§ Your task
You are to retype all of the data exactly as it appears.

§ Source material
------------------------

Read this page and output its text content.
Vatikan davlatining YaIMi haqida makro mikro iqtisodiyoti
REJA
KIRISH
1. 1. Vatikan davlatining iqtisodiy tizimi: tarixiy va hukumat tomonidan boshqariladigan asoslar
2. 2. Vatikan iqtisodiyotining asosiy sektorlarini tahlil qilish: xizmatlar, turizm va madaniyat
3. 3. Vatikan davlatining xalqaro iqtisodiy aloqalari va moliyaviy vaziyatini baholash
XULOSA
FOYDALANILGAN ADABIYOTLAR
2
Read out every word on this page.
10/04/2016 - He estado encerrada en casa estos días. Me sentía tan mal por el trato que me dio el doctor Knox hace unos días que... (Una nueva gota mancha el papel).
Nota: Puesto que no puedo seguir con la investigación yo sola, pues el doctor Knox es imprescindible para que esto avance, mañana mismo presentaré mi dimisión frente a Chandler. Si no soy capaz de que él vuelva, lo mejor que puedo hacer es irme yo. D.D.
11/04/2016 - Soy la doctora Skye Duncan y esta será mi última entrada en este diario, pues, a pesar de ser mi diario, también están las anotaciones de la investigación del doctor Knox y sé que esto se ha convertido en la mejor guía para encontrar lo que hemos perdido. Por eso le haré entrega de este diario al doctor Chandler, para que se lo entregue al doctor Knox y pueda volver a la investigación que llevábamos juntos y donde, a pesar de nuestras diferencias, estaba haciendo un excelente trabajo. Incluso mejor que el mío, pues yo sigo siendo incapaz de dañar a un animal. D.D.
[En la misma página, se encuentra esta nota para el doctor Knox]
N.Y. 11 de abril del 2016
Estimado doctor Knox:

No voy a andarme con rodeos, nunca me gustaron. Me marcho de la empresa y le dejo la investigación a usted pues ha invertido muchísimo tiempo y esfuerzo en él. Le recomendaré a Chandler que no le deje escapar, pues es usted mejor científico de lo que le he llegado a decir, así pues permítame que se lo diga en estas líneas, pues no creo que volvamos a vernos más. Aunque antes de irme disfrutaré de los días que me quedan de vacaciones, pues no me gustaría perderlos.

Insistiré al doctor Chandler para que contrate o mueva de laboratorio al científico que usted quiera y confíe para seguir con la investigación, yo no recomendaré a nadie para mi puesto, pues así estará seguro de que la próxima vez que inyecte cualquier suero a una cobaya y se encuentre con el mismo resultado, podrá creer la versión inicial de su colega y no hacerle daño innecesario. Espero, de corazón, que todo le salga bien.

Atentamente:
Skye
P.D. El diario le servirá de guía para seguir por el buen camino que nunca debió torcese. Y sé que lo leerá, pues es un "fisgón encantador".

------------------------

§ Written response
Read this page and output its text content.
Vatikan davlatining YaIMi haqida makro mikro iqtisodiyoti
REJA
KIRISH
1. 1. Vatikan davlatining iqtisodiy tizimi: tarixiy va hukumat tomonidan boshqariladigan asoslar
2. 2. Vatikan iqtisodiyotining asosiy sektorlarini tahlil qilish: xizmatlar, turizm va madaniyat
3. 3. Vatikan davlatining xalqaro iqtisodiy aloqalari va moliyaviy vaziyatini baholash
XULOSA
FOYDALANILGAN ADABIYOTLAR
2
Read out every word on this page.
10/04/2016 - He estado encerrada en casa estos días. Me sentía tan mal por el trato que me dio el doctor Knox hace unos días que... (Una nueva gota mancha el papel).
Nota: Puesto que no puedo seguir con la investigación yo sola, pues el doctor Knox es imprescindible para que esto avance, mañana mismo presentaré mi dimisión frente a Chandler. Si no soy capaz de que él vuelva, lo mejor que puedo hacer es irme yo. D.D.
11/04/2016 - Soy la doctora Skye Duncan y esta será mi última entrada en este diario, pues, a pesar de ser mi diario, también están las anotaciones de la investigación del doctor Knox y sé que esto se ha convertido en la mejor guía para encontrar lo que hemos perdido. Por eso le haré entrega de este diario al doctor Chandler, para que se lo entregue al doctor Knox y pueda volver a la investigación que llevábamos juntos y donde, a pesar de nuestras diferencias, estaba haciendo un excelente trabajo. Incluso mejor que el mío, pues yo sigo siendo incapaz de dañar a un animal. D.D.
[En la misma página, se encuentra esta nota para el doctor Knox]
N.Y. 11 de abril del 2016
Estimado doctor Knox:

No voy a andarme con rodeos, nunca me gustaron. Me marcho de la empresa y le dejo la investigación a usted pues ha invertido muchísimo tiempo y esfuerzo en él. Le recomendaré a Chandler que no le deje escapar, pues es usted mejor científico de lo que le he llegado a decir, así pues permítame que se lo diga en estas líneas, pues no creo que volvamos a vernos más. Aunque antes de irme disfrutaré de los días que me quedan de vacaciones, pues no me gustaría perderlos.

Insistiré al doctor Chandler para que contrate o mueva de laboratorio al científico que usted quiera y confíe para seguir con la investigación, yo no recomendaré a nadie para mi puesto, pues así estará seguro de que la próxima vez que inyecte cualquier suero a una cobaya y se encuentre con el mismo resultado, podrá creer la versión inicial de su colega y no hacerle daño innecesario. Espero, de corazón, que todo le salga bien.

Atentamente:
Skye
P.D. El diario le servirá de guía para seguir por el buen camino que nunca debió torcese. Y sé que lo leerá, pues es un "fisgón encantador".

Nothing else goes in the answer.